Challenge:
Starting at the line that contains "OCR this image.", quote every line through the end of the entries, word for word, skipping the pictures.
── Data rows ──
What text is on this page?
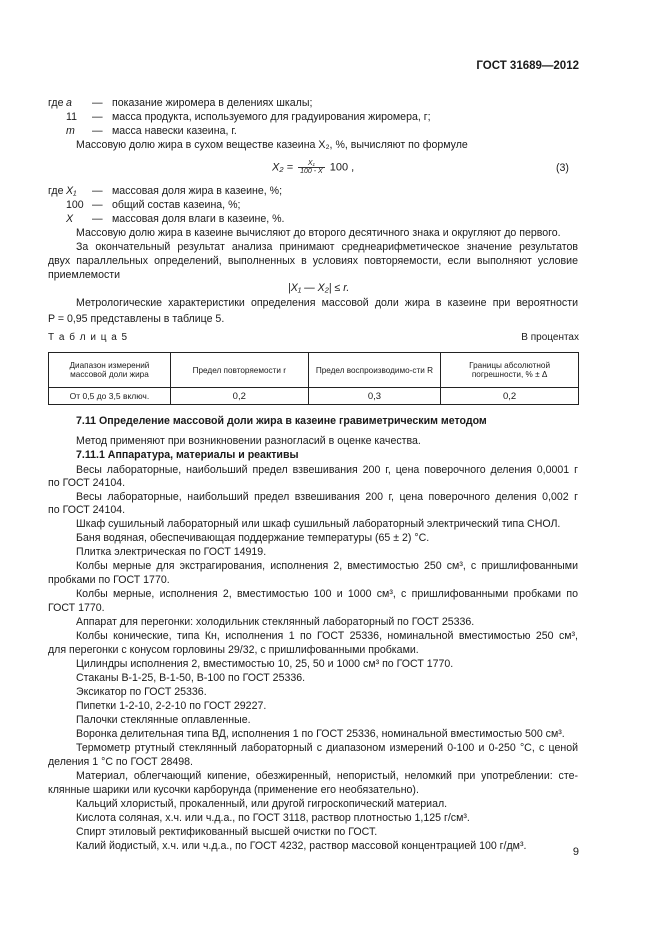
ГОСТ 31689—2012
где a — показание жиромера в делениях шкалы;
11 — масса продукта, используемого для градуирования жиромера, г;
m — масса навески казеина, г.
Массовую долю жира в сухом веществе казеина X₂, %, вычисляют по формуле
$X_2 = \frac{\text{X₁}}{100 - X} 100$ ,	(3)
где X₁ — массовая доля жира в казеине, %;
100 — общий состав казеина, %;
X — массовая доля влаги в казеине, %.
Массовую долю жира в казеине вычисляют до второго десятичного знака и округляют до первого.
За окончательный результат анализа принимают среднеарифметическое значение результатов
двух параллельных определений, выполненных в условиях повторяемости, если выполняют условие
приемлемости
|X₁ — X₂| ≤ r.
Метрологические характеристики определения массовой доли жира в казеине при вероятности
P = 0,95 представлены в таблице 5.
Т а б л и ц а 5	В процентах
Диапазон измерений массовой доли жира	Предел повторяемости r	Предел воспроизводимо-сти R	Границы абсолютной погрешности, % ± Δ
От 0,5 до 3,5 включ.	0,2	0,3	0,2
7.11 Определение массовой доли жира в казеине гравиметрическим методом
Метод применяют при возникновении разногласий в оценке качества.
7.11.1 Аппаратура, материалы и реактивы
Весы лабораторные, наибольший предел взвешивания 200 г, цена поверочного деления 0,0001 г
по ГОСТ 24104.
Весы лабораторные, наибольший предел взвешивания 200 г, цена поверочного деления 0,002 г
по ГОСТ 24104.
Шкаф сушильный лабораторный или шкаф сушильный лабораторный электрический типа СНОЛ.
Баня водяная, обеспечивающая поддержание температуры (65 ± 2) °С.
Плитка электрическая по ГОСТ 14919.
Колбы мерные для экстрагирования, исполнения 2, вместимостью 250 см³, с пришлифованными
пробками по ГОСТ 1770.
Колбы мерные, исполнения 2, вместимостью 100 и 1000 см³, с пришлифованными пробками по
ГОСТ 1770.
Аппарат для перегонки: холодильник стеклянный лабораторный по ГОСТ 25336.
Колбы конические, типа Кн, исполнения 1 по ГОСТ 25336, номинальной вместимостью 250 см³,
для перегонки с конусом горловины 29/32, с пришлифованными пробками.
Цилиндры исполнения 2, вместимостью 10, 25, 50 и 1000 см³ по ГОСТ 1770.
Стаканы В-1-25, В-1-50, В-100 по ГОСТ 25336.
Эксикатор по ГОСТ 25336.
Пипетки 1-2-10, 2-2-10 по ГОСТ 29227.
Палочки стеклянные оплавленные.
Воронка делительная типа ВД, исполнения 1 по ГОСТ 25336, номинальной вместимостью 500 см³.
Термометр ртутный стеклянный лабораторный с диапазоном измерений 0-100 и 0-250 °С, с ценой
деления 1 °С по ГОСТ 28498.
Материал, облегчающий кипение, обезжиренный, непористый, неломкий при употреблении: сте-
клянные шарики или кусочки карборунда (применение его необязательно).
Кальций хлористый, прокаленный, или другой гигроскопический материал.
Кислота соляная, х.ч. или ч.д.а., по ГОСТ 3118, раствор плотностью 1,125 г/см³.
Спирт этиловый ректификованный высшей очистки по ГОСТ.
Калий йодистый, х.ч. или ч.д.а., по ГОСТ 4232, раствор массовой концентрацией 100 г/дм³.	9
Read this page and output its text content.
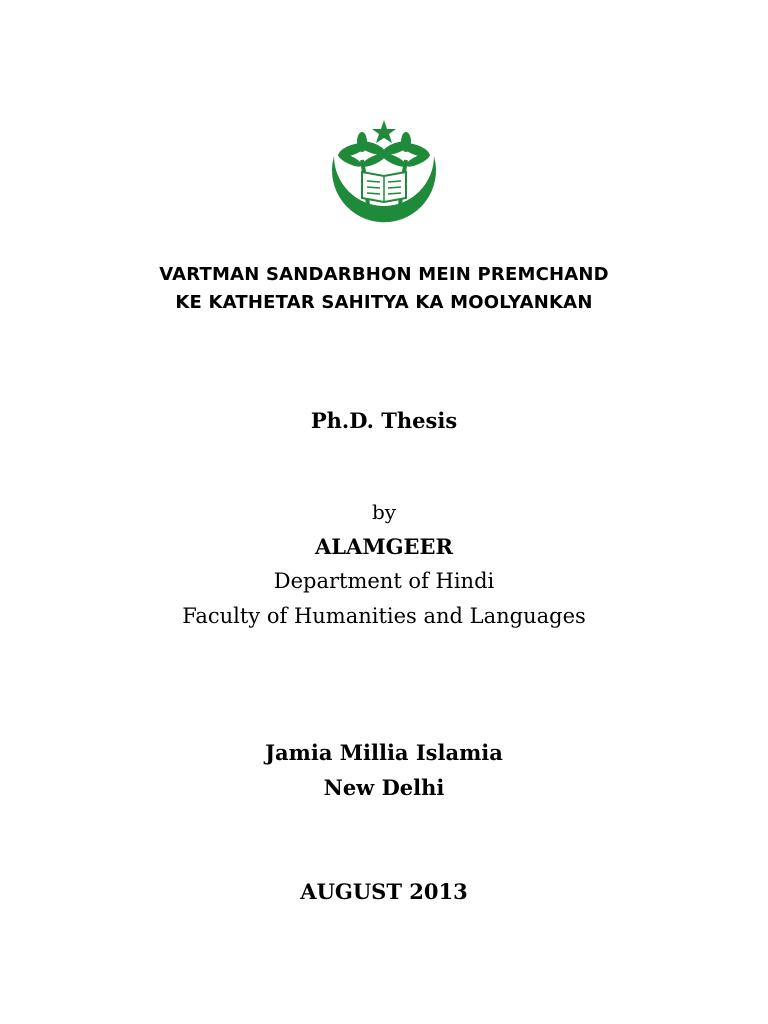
VARTMAN SANDARBHON MEIN PREMCHAND
KE KATHETAR SAHITYA KA MOOLYANKAN
Ph.D. Thesis
by
ALAMGEER
Department of Hindi
Faculty of Humanities and Languages
Jamia Millia Islamia
New Delhi
AUGUST 2013
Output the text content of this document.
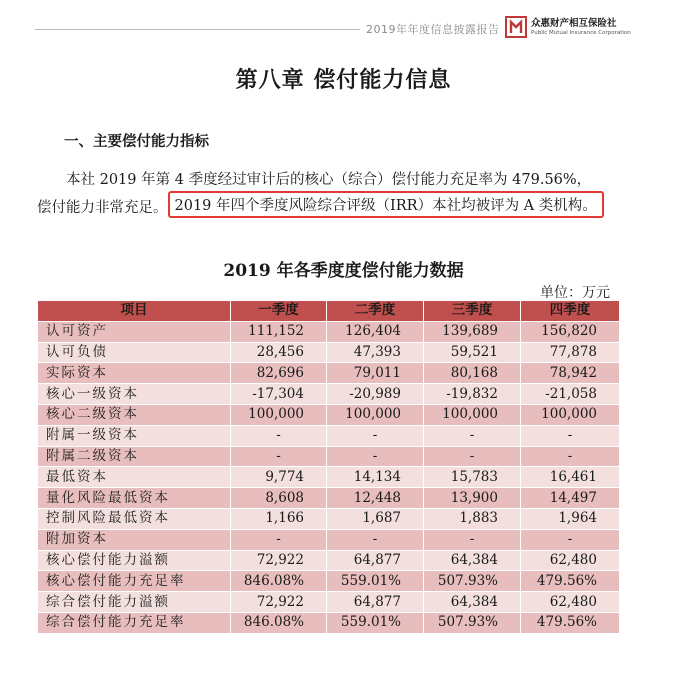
2019年年度信息披露报告	众惠财产相互保险社
Public Mutual Insurance Corporation
第八章 偿付能力信息
一、主要偿付能力指标
本社 2019 年第 4 季度经过审计后的核心（综合）偿付能力充足率为 479.56%，
偿付能力非常充足。 2019 年四个季度风险综合评级（IRR）本社均被评为 A 类机构。
2019 年各季度度偿付能力数据
单位：万元
项目	一季度	二季度	三季度	四季度
认可资产	111,152	126,404	139,689	156,820
认可负债	28,456	47,393	59,521	77,878
实际资本	82,696	79,011	80,168	78,942
核心一级资本	-17,304	-20,989	-19,832	-21,058
核心二级资本	100,000	100,000	100,000	100,000
附属一级资本	-	-	-	-
附属二级资本	-	-	-	-
最低资本	9,774	14,134	15,783	16,461
量化风险最低资本	8,608	12,448	13,900	14,497
控制风险最低资本	1,166	1,687	1,883	1,964
附加资本	-	-	-	-
核心偿付能力溢额	72,922	64,877	64,384	62,480
核心偿付能力充足率	846.08%	559.01%	507.93%	479.56%
综合偿付能力溢额	72,922	64,877	64,384	62,480
综合偿付能力充足率	846.08%	559.01%	507.93%	479.56%
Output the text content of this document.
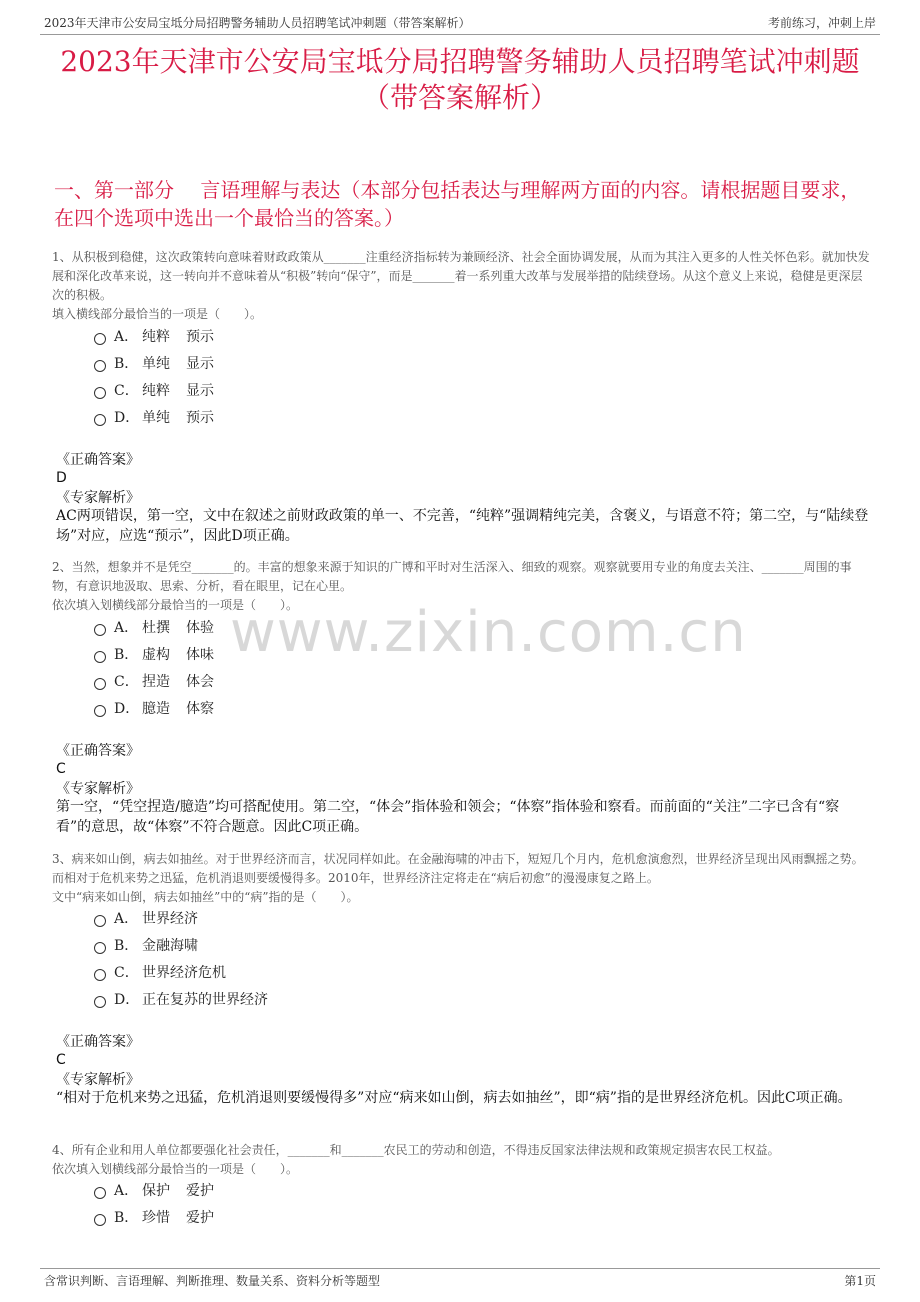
2023年天津市公安局宝坻分局招聘警务辅助人员招聘笔试冲刺题（带答案解析）	考前练习，冲刺上岸
2023年天津市公安局宝坻分局招聘警务辅助人员招聘笔试冲刺题（带答案解析）
一、第一部分　 言语理解与表达（本部分包括表达与理解两方面的内容。请根据题目要求，在四个选项中选出一个最恰当的答案。）
www.zixin.com.cn
1、从积极到稳健，这次政策转向意味着财政政策从_______注重经济指标转为兼顾经济、社会全面协调发展，从而为其注入更多的人性关怀色彩。就加快发展和深化改革来说，这一转向并不意味着从“积极”转向“保守”，而是_______着一系列重大改革与发展举措的陆续登场。从这个意义上来说，稳健是更深层次的积极。
填入横线部分最恰当的一项是（　　）。
A． 纯粹 预示
B． 单纯 显示
C． 纯粹 显示
D． 单纯 预示
《正确答案》
D
《专家解析》
AC两项错误，第一空，文中在叙述之前财政政策的单一、不完善，“纯粹”强调精纯完美，含褒义，与语意不符；第二空，与“陆续登场”对应，应选“预示”，因此D项正确。
2、当然，想象并不是凭空_______的。丰富的想象来源于知识的广博和平时对生活深入、细致的观察。观察就要用专业的角度去关注、_______周围的事物，有意识地汲取、思索、分析，看在眼里，记在心里。
依次填入划横线部分最恰当的一项是（　　）。
A． 杜撰 体验
B． 虚构 体味
C． 捏造 体会
D． 臆造 体察
《正确答案》
C
《专家解析》
第一空，“凭空捏造/臆造”均可搭配使用。第二空，“体会”指体验和领会；“体察”指体验和察看。而前面的“关注”二字已含有“察看”的意思，故“体察”不符合题意。因此C项正确。
3、病来如山倒，病去如抽丝。对于世界经济而言，状况同样如此。在金融海啸的冲击下，短短几个月内，危机愈演愈烈，世界经济呈现出风雨飘摇之势。而相对于危机来势之迅猛，危机消退则要缓慢得多。2010年，世界经济注定将走在“病后初愈”的漫漫康复之路上。
文中“病来如山倒，病去如抽丝”中的“病”指的是（　　）。
A． 世界经济
B． 金融海啸
C． 世界经济危机
D． 正在复苏的世界经济
《正确答案》
C
《专家解析》
“相对于危机来势之迅猛，危机消退则要缓慢得多”对应“病来如山倒，病去如抽丝”，即“病”指的是世界经济危机。因此C项正确。
4、所有企业和用人单位都要强化社会责任，_______和_______农民工的劳动和创造，不得违反国家法律法规和政策规定损害农民工权益。
依次填入划横线部分最恰当的一项是（　　）。
A． 保护 爱护
B． 珍惜 爱护
含常识判断、言语理解、判断推理、数量关系、资料分析等题型	第1页
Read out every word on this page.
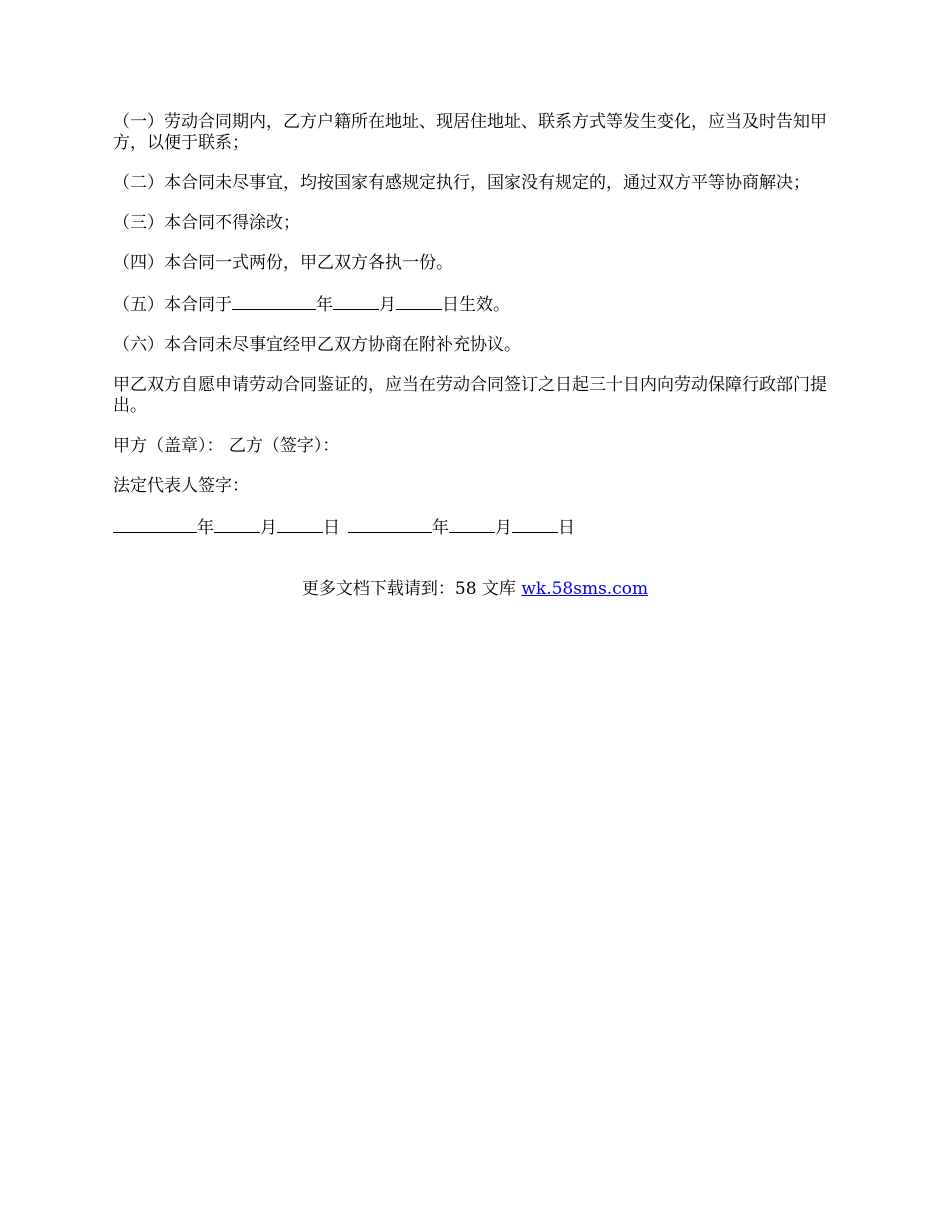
（一）劳动合同期内，乙方户籍所在地址、现居住地址、联系方式等发生变化，应当及时告知甲方，以便于联系；

（二）本合同未尽事宜，均按国家有感规定执行，国家没有规定的，通过双方平等协商解决；

（三）本合同不得涂改；

（四）本合同一式两份，甲乙双方各执一份。

（五）本合同于	年	月	日生效。

（六）本合同未尽事宜经甲乙双方协商在附补充协议。

甲乙双方自愿申请劳动合同鉴证的，应当在劳动合同签订之日起三十日内向劳动保障行政部门提出。

甲方（盖章）： 乙方（签字）：

法定代表人签字：

年	月	日	年	月	日

更多文档下载请到：58 文库 wk.58sms.com
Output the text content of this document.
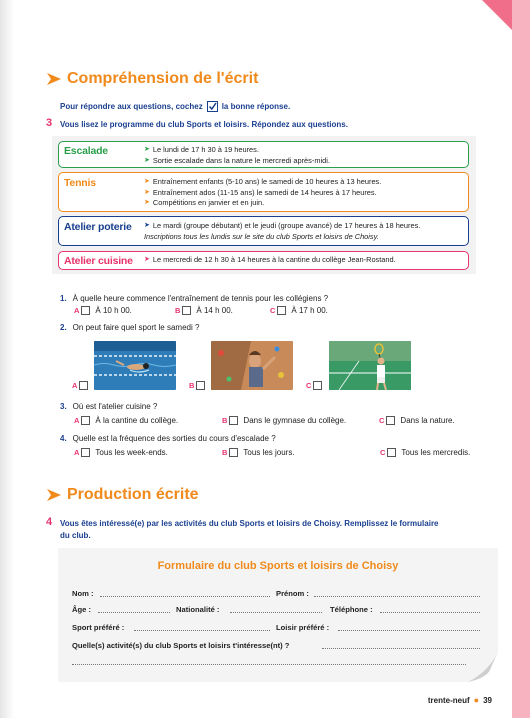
Compréhension de l'écrit
Pour répondre aux questions, cochez la bonne réponse.
3 Vous lisez le programme du club Sports et loisirs. Répondez aux questions.
Escalade	➤ Le lundi de 17 h 30 à 19 heures.
➤ Sortie escalade dans la nature le mercredi après-midi.
Tennis	➤ Entraînement enfants (5-10 ans) le samedi de 10 heures à 13 heures.
➤ Entraînement ados (11-15 ans) le samedi de 14 heures à 17 heures.
➤ Compétitions en janvier et en juin.
Atelier poterie	➤ Le mardi (groupe débutant) et le jeudi (groupe avancé) de 17 heures à 18 heures.
Inscriptions tous les lundis sur le site du club Sports et loisirs de Choisy.
Atelier cuisine	➤ Le mercredi de 12 h 30 à 14 heures à la cantine du collège Jean-Rostand.
1. À quelle heure commence l'entraînement de tennis pour les collégiens ?
A À 10 h 00.	B À 14 h 00.	C À 17 h 00.
2. On peut faire quel sport le samedi ?
A	B	C
3. Où est l'atelier cuisine ?
A À la cantine du collège.	B Dans le gymnase du collège.	C Dans la nature.
4. Quelle est la fréquence des sorties du cours d'escalade ?
A Tous les week-ends.	B Tous les jours.	C Tous les mercredis.
Production écrite
4 Vous êtes intéressé(e) par les activités du club Sports et loisirs de Choisy. Remplissez le formulaire
du club.
Formulaire du club Sports et loisirs de Choisy
Nom :	Prénom :
Âge :	Nationalité :	Téléphone :
Sport préféré :	Loisir préféré :
Quelle(s) activité(s) du club Sports et loisirs t'intéresse(nt) ?
trente-neuf ● 39
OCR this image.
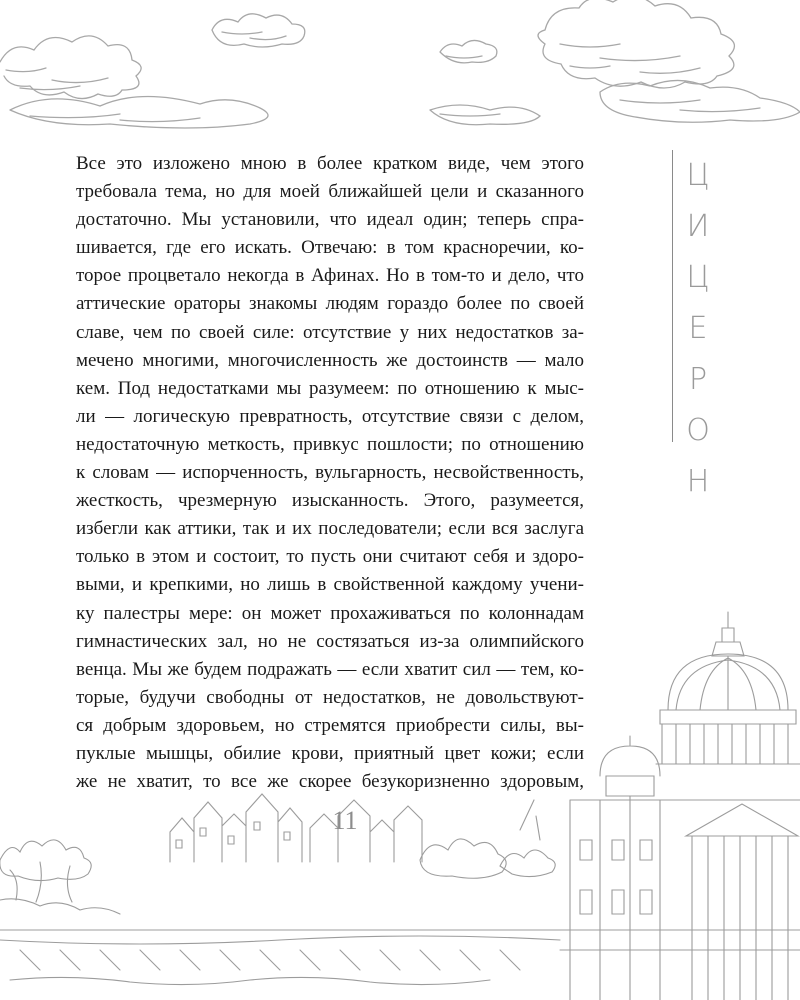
Все это изложено мною в более кратком виде, чем этого
требовала тема, но для моей ближайшей цели и сказанного
достаточно. Мы установили, что идеал один; теперь спра-
шивается, где его искать. Отвечаю: в том красноречии, ко-
торое процветало некогда в Афинах. Но в том-то и дело, что
аттические ораторы знакомы людям гораздо более по своей
славе, чем по своей силе: отсутствие у них недостатков за-
мечено многими, многочисленность же достоинств — мало
кем. Под недостатками мы разумеем: по отношению к мыс-
ли — логическую превратность, отсутствие связи с делом,
недостаточную меткость, привкус пошлости; по отношению
к словам — испорченность, вульгарность, несвойственность,
жесткость, чрезмерную изысканность. Этого, разумеется,
избегли как аттики, так и их последователи; если вся заслуга
только в этом и состоит, то пусть они считают себя и здоро-
выми, и крепкими, но лишь в свойственной каждому учени-
ку палестры мере: он может прохаживаться по колоннадам
гимнастических зал, но не состязаться из-за олимпийского
венца. Мы же будем подражать — если хватит сил — тем, ко-
торые, будучи свободны от недостатков, не довольствуют-
ся добрым здоровьем, но стремятся приобрести силы, вы-
пуклые мышцы, обилие крови, приятный цвет кожи; если
же не хватит, то все же скорее безукоризненно здоровым,
Ц
И
Ц
Е
Р
О
Н
11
───
Solution for this task:
OCR this image.
Все это изложено мною в более кратком виде, чем этого
требовала тема, но для моей ближайшей цели и сказанного
достаточно. Мы установили, что идеал один; теперь спра-
шивается, где его искать. Отвечаю: в том красноречии, ко-
торое процветало некогда в Афинах. Но в том-то и дело, что
аттические ораторы знакомы людям гораздо более по своей
славе, чем по своей силе: отсутствие у них недостатков за-
мечено многими, многочисленность же достоинств — мало
кем. Под недостатками мы разумеем: по отношению к мыс-
ли — логическую превратность, отсутствие связи с делом,
недостаточную меткость, привкус пошлости; по отношению
к словам — испорченность, вульгарность, несвойственность,
жесткость, чрезмерную изысканность. Этого, разумеется,
избегли как аттики, так и их последователи; если вся заслуга
только в этом и состоит, то пусть они считают себя и здоро-
выми, и крепкими, но лишь в свойственной каждому учени-
ку палестры мере: он может прохаживаться по колоннадам
гимнастических зал, но не состязаться из-за олимпийского
венца. Мы же будем подражать — если хватит сил — тем, ко-
торые, будучи свободны от недостатков, не довольствуют-
ся добрым здоровьем, но стремятся приобрести силы, вы-
пуклые мышцы, обилие крови, приятный цвет кожи; если
же не хватит, то все же скорее безукоризненно здоровым,
Ц
И
Ц
Е
Р
О
Н
11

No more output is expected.